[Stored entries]

--

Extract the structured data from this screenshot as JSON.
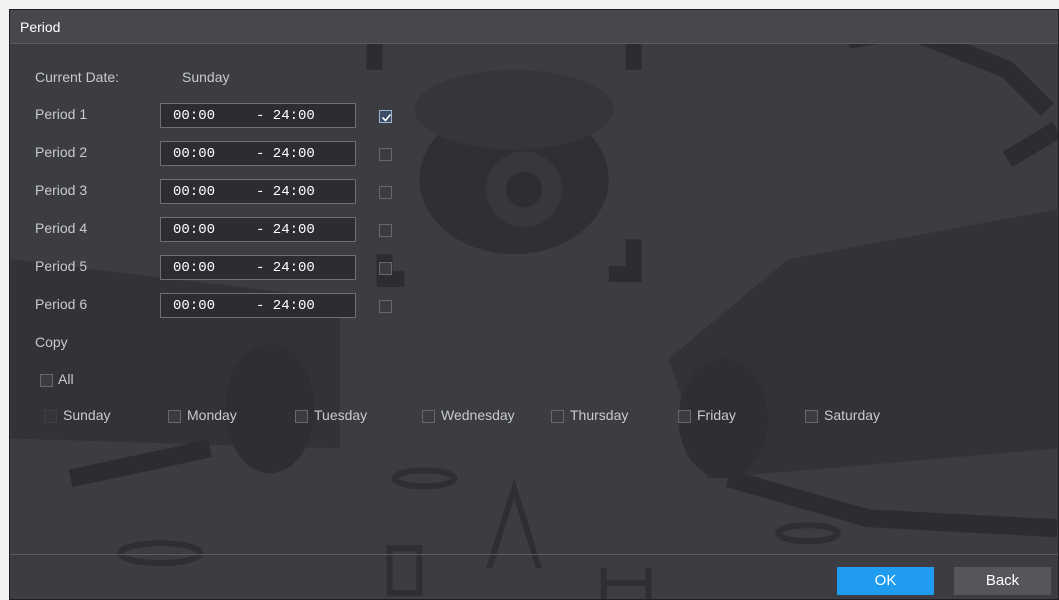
{
  "dialog": {
    "title": "Period"
  },
  "current_date": {
    "label": "Current Date:",
    "value": "Sunday"
  },
  "periods": [
    {
      "label": "Period 1",
      "start": "00:00",
      "end": "- 24:00",
      "enabled": true
    },
    {
      "label": "Period 2",
      "start": "00:00",
      "end": "- 24:00",
      "enabled": false
    },
    {
      "label": "Period 3",
      "start": "00:00",
      "end": "- 24:00",
      "enabled": false
    },
    {
      "label": "Period 4",
      "start": "00:00",
      "end": "- 24:00",
      "enabled": false
    },
    {
      "label": "Period 5",
      "start": "00:00",
      "end": "- 24:00",
      "enabled": false
    },
    {
      "label": "Period 6",
      "start": "00:00",
      "end": "- 24:00",
      "enabled": false
    }
  ],
  "copy": {
    "label": "Copy",
    "all_label": "All",
    "days": [
      "Sunday",
      "Monday",
      "Tuesday",
      "Wednesday",
      "Thursday",
      "Friday",
      "Saturday"
    ]
  },
  "buttons": {
    "ok": "OK",
    "back": "Back"
  },
  "colors": {
    "accent": "#1f9cf0",
    "panel": "#3b3d42"
  }
}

--

Restate the full listing verbatim and drop every picture.

--- TASK RESPONSE ---
Extract the structured data from this screenshot as JSON.
{
  "dialog": {
    "title": "Period"
  },
  "current_date": {
    "label": "Current Date:",
    "value": "Sunday"
  },
  "periods": [
    {
      "label": "Period 1",
      "start": "00:00",
      "end": "- 24:00",
      "enabled": true
    },
    {
      "label": "Period 2",
      "start": "00:00",
      "end": "- 24:00",
      "enabled": false
    },
    {
      "label": "Period 3",
      "start": "00:00",
      "end": "- 24:00",
      "enabled": false
    },
    {
      "label": "Period 4",
      "start": "00:00",
      "end": "- 24:00",
      "enabled": false
    },
    {
      "label": "Period 5",
      "start": "00:00",
      "end": "- 24:00",
      "enabled": false
    },
    {
      "label": "Period 6",
      "start": "00:00",
      "end": "- 24:00",
      "enabled": false
    }
  ],
  "copy": {
    "label": "Copy",
    "all_label": "All",
    "days": [
      "Sunday",
      "Monday",
      "Tuesday",
      "Wednesday",
      "Thursday",
      "Friday",
      "Saturday"
    ]
  },
  "buttons": {
    "ok": "OK",
    "back": "Back"
  },
  "colors": {
    "accent": "#1f9cf0",
    "panel": "#3b3d42"
  }
}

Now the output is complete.